Take the entries below and reproduce them word for word.

· · · · ·

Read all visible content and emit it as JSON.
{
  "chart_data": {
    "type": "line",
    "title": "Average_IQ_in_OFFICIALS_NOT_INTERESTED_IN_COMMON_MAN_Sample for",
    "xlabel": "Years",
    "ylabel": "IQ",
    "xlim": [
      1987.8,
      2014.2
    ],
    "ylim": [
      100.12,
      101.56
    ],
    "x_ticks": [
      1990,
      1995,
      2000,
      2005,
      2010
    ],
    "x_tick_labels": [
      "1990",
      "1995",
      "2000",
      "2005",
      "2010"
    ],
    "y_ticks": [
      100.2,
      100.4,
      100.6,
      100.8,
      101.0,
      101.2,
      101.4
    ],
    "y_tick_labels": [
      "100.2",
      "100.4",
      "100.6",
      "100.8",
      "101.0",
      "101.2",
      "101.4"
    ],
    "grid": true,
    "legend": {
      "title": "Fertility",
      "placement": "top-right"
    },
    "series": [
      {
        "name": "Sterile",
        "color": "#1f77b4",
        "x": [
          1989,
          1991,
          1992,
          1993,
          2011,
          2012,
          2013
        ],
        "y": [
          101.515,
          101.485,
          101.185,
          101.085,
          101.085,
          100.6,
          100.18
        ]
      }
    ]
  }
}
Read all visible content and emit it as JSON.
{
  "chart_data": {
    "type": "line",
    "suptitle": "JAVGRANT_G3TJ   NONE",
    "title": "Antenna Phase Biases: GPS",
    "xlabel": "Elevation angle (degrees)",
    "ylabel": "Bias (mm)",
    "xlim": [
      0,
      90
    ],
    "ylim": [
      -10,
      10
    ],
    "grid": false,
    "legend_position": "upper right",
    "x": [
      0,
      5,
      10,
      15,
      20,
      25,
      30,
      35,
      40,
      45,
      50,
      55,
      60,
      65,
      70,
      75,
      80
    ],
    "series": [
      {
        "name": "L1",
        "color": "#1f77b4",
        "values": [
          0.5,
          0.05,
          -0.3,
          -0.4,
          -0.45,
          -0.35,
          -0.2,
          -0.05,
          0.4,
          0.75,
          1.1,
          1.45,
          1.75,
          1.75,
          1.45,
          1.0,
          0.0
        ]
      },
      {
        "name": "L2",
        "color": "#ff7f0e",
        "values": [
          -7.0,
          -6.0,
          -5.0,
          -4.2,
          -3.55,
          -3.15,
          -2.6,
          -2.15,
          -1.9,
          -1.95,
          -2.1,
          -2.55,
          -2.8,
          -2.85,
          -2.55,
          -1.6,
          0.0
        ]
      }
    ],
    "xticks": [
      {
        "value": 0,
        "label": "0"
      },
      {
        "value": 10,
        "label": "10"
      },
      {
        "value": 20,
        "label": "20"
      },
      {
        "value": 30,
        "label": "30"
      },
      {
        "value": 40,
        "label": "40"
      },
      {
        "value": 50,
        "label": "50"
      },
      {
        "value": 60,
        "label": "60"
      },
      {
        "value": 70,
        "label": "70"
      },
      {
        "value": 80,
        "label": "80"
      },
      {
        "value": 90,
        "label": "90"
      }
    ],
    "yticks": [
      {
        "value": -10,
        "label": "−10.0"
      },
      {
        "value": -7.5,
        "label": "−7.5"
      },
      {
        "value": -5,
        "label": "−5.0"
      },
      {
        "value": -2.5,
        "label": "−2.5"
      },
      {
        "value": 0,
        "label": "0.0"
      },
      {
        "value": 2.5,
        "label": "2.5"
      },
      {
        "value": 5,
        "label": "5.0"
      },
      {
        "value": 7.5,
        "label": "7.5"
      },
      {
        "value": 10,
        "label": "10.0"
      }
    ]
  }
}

· · · · ·

Task result:
Read all visible content and emit it as JSON.
{
  "chart_data": {
    "type": "line",
    "title": "Average_IQ_in_OFFICIALS_NOT_INTERESTED_IN_COMMON_MAN_Sample for",
    "xlabel": "Years",
    "ylabel": "IQ",
    "xlim": [
      1987.8,
      2014.2
    ],
    "ylim": [
      100.12,
      101.56
    ],
    "x_ticks": [
      1990,
      1995,
      2000,
      2005,
      2010
    ],
    "x_tick_labels": [
      "1990",
      "1995",
      "2000",
      "2005",
      "2010"
    ],
    "y_ticks": [
      100.2,
      100.4,
      100.6,
      100.8,
      101.0,
      101.2,
      101.4
    ],
    "y_tick_labels": [
      "100.2",
      "100.4",
      "100.6",
      "100.8",
      "101.0",
      "101.2",
      "101.4"
    ],
    "grid": true,
    "legend": {
      "title": "Fertility",
      "placement": "top-right"
    },
    "series": [
      {
        "name": "Sterile",
        "color": "#1f77b4",
        "x": [
          1989,
          1991,
          1992,
          1993,
          2011,
          2012,
          2013
        ],
        "y": [
          101.515,
          101.485,
          101.185,
          101.085,
          101.085,
          100.6,
          100.18
        ]
      }
    ]
  }
}
Read all visible content and emit it as JSON.
{
  "chart_data": {
    "type": "line",
    "suptitle": "JAVGRANT_G3TJ   NONE",
    "title": "Antenna Phase Biases: GPS",
    "xlabel": "Elevation angle (degrees)",
    "ylabel": "Bias (mm)",
    "xlim": [
      0,
      90
    ],
    "ylim": [
      -10,
      10
    ],
    "grid": false,
    "legend_position": "upper right",
    "x": [
      0,
      5,
      10,
      15,
      20,
      25,
      30,
      35,
      40,
      45,
      50,
      55,
      60,
      65,
      70,
      75,
      80
    ],
    "series": [
      {
        "name": "L1",
        "color": "#1f77b4",
        "values": [
          0.5,
          0.05,
          -0.3,
          -0.4,
          -0.45,
          -0.35,
          -0.2,
          -0.05,
          0.4,
          0.75,
          1.1,
          1.45,
          1.75,
          1.75,
          1.45,
          1.0,
          0.0
        ]
      },
      {
        "name": "L2",
        "color": "#ff7f0e",
        "values": [
          -7.0,
          -6.0,
          -5.0,
          -4.2,
          -3.55,
          -3.15,
          -2.6,
          -2.15,
          -1.9,
          -1.95,
          -2.1,
          -2.55,
          -2.8,
          -2.85,
          -2.55,
          -1.6,
          0.0
        ]
      }
    ],
    "xticks": [
      {
        "value": 0,
        "label": "0"
      },
      {
        "value": 10,
        "label": "10"
      },
      {
        "value": 20,
        "label": "20"
      },
      {
        "value": 30,
        "label": "30"
      },
      {
        "value": 40,
        "label": "40"
      },
      {
        "value": 50,
        "label": "50"
      },
      {
        "value": 60,
        "label": "60"
      },
      {
        "value": 70,
        "label": "70"
      },
      {
        "value": 80,
        "label": "80"
      },
      {
        "value": 90,
        "label": "90"
      }
    ],
    "yticks": [
      {
        "value": -10,
        "label": "−10.0"
      },
      {
        "value": -7.5,
        "label": "−7.5"
      },
      {
        "value": -5,
        "label": "−5.0"
      },
      {
        "value": -2.5,
        "label": "−2.5"
      },
      {
        "value": 0,
        "label": "0.0"
      },
      {
        "value": 2.5,
        "label": "2.5"
      },
      {
        "value": 5,
        "label": "5.0"
      },
      {
        "value": 7.5,
        "label": "7.5"
      },
      {
        "value": 10,
        "label": "10.0"
      }
    ]
  }
}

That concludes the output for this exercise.